## TASK SET
a) How would you render this sentence from the abstract on postoperative pain control in Spanish: "Poor pain control after surgery is associated with chronic pain and opioid dependence."
b) Answer these questions from the abstract on postoperative pain control:
(i) In which years did the included patients undergo surgery?
(ii) Which postoperative days define late pain control failure?
(iii) What did the electronic health record link with prescribing data?
c) Will you reproduce the abstract on postoperative pain control from "Introduction: Poor pain" up to and including "and anaesthetic strategies."?

## SOURCE TEXT
^^^^^^^^^^^^^^^^

Abstract

Introduction: Poor pain control after surgery is associated with chronic pain and opioid dependence. This study aimed to determine the incidence of patient reported pain control failure following gastrointestinal surgery, and to evaluate the impact of common preventative surgical and anaesthetic strategies.
 Methods: Data were extracted from an electronic health record that linked real-time, ward-based pain scores with prescribing data. Adults undergoing major elective gastrointestinal surgery in 2011-18 were included. The primary endpoint was early pain control failure (≥1 instances of moderate or severe pain on postoperative days 0-2). Secondary outcomes were late (postoperative days 3-5) and persistent (both early and late) pain control failure.

^^^^^^^^^^^^^^^^

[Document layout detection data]
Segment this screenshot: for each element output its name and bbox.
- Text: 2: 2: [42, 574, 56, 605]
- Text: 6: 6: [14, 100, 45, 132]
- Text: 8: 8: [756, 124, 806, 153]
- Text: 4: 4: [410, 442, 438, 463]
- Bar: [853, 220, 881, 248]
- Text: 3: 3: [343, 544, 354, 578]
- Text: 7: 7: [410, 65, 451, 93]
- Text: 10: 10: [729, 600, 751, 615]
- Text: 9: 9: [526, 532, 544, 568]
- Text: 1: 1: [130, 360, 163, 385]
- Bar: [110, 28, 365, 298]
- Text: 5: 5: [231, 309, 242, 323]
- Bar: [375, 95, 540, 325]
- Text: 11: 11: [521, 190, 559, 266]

^^^^^^^^^^^^^^^^

## ANSWERS BY TASK
a) El control deficiente del dolor después de la cirugía se asocia con dolor crónico y dependencia de opioides.

b)
(i) 2011-18
(ii) Postoperative days 3-5
(iii) Real-time, ward-based pain scores

c)
Introduction: Poor pain control after surgery is associated with chronic pain and opioid dependence. This study aimed to determine the incidence of patient reported pain control failure following gastrointestinal surgery, and to evaluate the impact of common preventative surgical and anaesthetic strategies.